>> START Entries supplied

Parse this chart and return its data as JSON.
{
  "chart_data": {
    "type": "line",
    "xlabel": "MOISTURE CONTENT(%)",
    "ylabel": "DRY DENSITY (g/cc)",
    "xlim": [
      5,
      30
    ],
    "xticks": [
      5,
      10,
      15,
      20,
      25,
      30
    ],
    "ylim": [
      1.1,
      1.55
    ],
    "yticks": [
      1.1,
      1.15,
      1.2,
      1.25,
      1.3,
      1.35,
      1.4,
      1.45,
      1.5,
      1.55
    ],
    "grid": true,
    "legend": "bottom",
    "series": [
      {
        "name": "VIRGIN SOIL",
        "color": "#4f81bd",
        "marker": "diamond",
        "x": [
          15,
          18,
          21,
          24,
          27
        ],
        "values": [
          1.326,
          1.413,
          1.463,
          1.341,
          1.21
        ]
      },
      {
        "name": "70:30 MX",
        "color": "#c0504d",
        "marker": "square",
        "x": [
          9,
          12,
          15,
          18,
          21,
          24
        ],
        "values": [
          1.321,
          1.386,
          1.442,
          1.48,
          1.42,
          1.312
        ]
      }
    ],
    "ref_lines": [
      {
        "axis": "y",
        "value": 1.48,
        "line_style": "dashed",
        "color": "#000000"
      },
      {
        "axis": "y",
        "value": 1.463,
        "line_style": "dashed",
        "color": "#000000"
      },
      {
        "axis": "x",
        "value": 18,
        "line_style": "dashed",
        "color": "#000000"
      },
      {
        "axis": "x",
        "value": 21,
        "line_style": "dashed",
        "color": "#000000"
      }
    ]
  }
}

>> END Entries supplied

Goal ::
Each record must be returned exactly as it is written.

The output ::
Parse this chart and return its data as JSON.
{
  "chart_data": {
    "type": "line",
    "xlabel": "MOISTURE CONTENT(%)",
    "ylabel": "DRY DENSITY (g/cc)",
    "xlim": [
      5,
      30
    ],
    "xticks": [
      5,
      10,
      15,
      20,
      25,
      30
    ],
    "ylim": [
      1.1,
      1.55
    ],
    "yticks": [
      1.1,
      1.15,
      1.2,
      1.25,
      1.3,
      1.35,
      1.4,
      1.45,
      1.5,
      1.55
    ],
    "grid": true,
    "legend": "bottom",
    "series": [
      {
        "name": "VIRGIN SOIL",
        "color": "#4f81bd",
        "marker": "diamond",
        "x": [
          15,
          18,
          21,
          24,
          27
        ],
        "values": [
          1.326,
          1.413,
          1.463,
          1.341,
          1.21
        ]
      },
      {
        "name": "70:30 MX",
        "color": "#c0504d",
        "marker": "square",
        "x": [
          9,
          12,
          15,
          18,
          21,
          24
        ],
        "values": [
          1.321,
          1.386,
          1.442,
          1.48,
          1.42,
          1.312
        ]
      }
    ],
    "ref_lines": [
      {
        "axis": "y",
        "value": 1.48,
        "line_style": "dashed",
        "color": "#000000"
      },
      {
        "axis": "y",
        "value": 1.463,
        "line_style": "dashed",
        "color": "#000000"
      },
      {
        "axis": "x",
        "value": 18,
        "line_style": "dashed",
        "color": "#000000"
      },
      {
        "axis": "x",
        "value": 21,
        "line_style": "dashed",
        "color": "#000000"
      }
    ]
  }
}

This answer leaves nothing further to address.